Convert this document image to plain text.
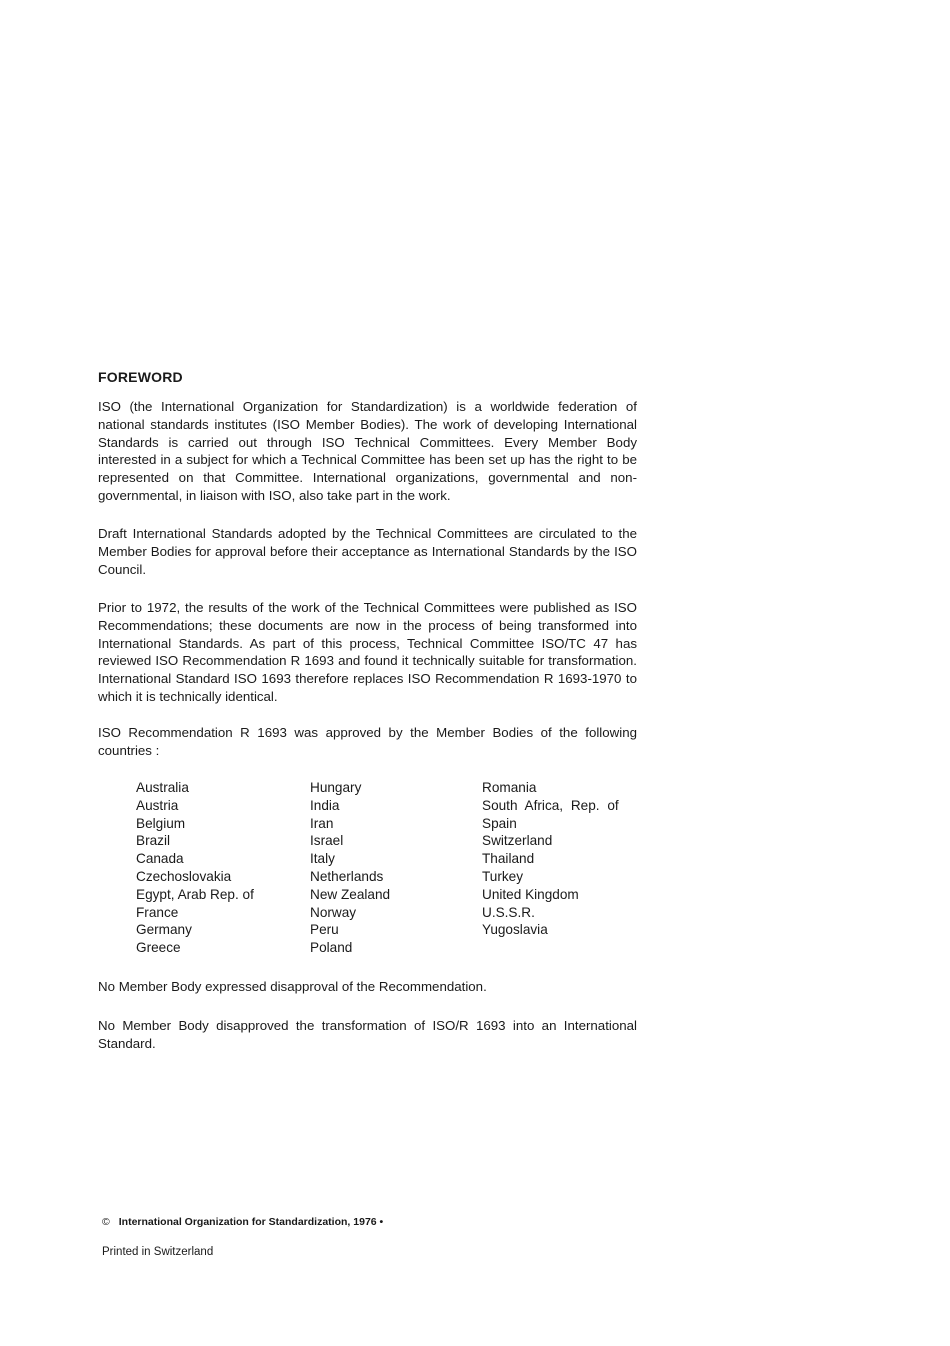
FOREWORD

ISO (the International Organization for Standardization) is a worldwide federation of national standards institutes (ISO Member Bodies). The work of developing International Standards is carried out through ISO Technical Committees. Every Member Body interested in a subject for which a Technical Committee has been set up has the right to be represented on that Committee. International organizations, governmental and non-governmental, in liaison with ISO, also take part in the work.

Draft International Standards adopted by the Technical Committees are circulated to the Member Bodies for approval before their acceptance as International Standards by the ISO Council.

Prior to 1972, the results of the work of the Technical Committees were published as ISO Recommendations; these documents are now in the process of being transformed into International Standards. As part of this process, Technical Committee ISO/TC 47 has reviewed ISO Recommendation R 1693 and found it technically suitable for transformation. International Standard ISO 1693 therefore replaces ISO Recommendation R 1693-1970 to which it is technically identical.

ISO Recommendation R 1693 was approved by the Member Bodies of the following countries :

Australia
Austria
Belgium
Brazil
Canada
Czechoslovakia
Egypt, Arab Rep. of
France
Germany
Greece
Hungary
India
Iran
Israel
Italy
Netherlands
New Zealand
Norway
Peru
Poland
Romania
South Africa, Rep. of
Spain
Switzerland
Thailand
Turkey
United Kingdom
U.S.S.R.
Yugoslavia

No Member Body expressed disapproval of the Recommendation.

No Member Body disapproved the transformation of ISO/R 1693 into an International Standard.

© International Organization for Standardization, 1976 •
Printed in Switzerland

**Exercise**
Images should not appear in the copy; retype the listing above exactly.

**Answer**
Convert this document image to plain text.
FOREWORD

ISO (the International Organization for Standardization) is a worldwide federation of national standards institutes (ISO Member Bodies). The work of developing International Standards is carried out through ISO Technical Committees. Every Member Body interested in a subject for which a Technical Committee has been set up has the right to be represented on that Committee. International organizations, governmental and non-governmental, in liaison with ISO, also take part in the work.

Draft International Standards adopted by the Technical Committees are circulated to the Member Bodies for approval before their acceptance as International Standards by the ISO Council.

Prior to 1972, the results of the work of the Technical Committees were published as ISO Recommendations; these documents are now in the process of being transformed into International Standards. As part of this process, Technical Committee ISO/TC 47 has reviewed ISO Recommendation R 1693 and found it technically suitable for transformation. International Standard ISO 1693 therefore replaces ISO Recommendation R 1693-1970 to which it is technically identical.

ISO Recommendation R 1693 was approved by the Member Bodies of the following countries :

Australia
Austria
Belgium
Brazil
Canada
Czechoslovakia
Egypt, Arab Rep. of
France
Germany
Greece
Hungary
India
Iran
Israel
Italy
Netherlands
New Zealand
Norway
Peru
Poland
Romania
South Africa, Rep. of
Spain
Switzerland
Thailand
Turkey
United Kingdom
U.S.S.R.
Yugoslavia

No Member Body expressed disapproval of the Recommendation.

No Member Body disapproved the transformation of ISO/R 1693 into an International Standard.

© International Organization for Standardization, 1976 •
Printed in Switzerland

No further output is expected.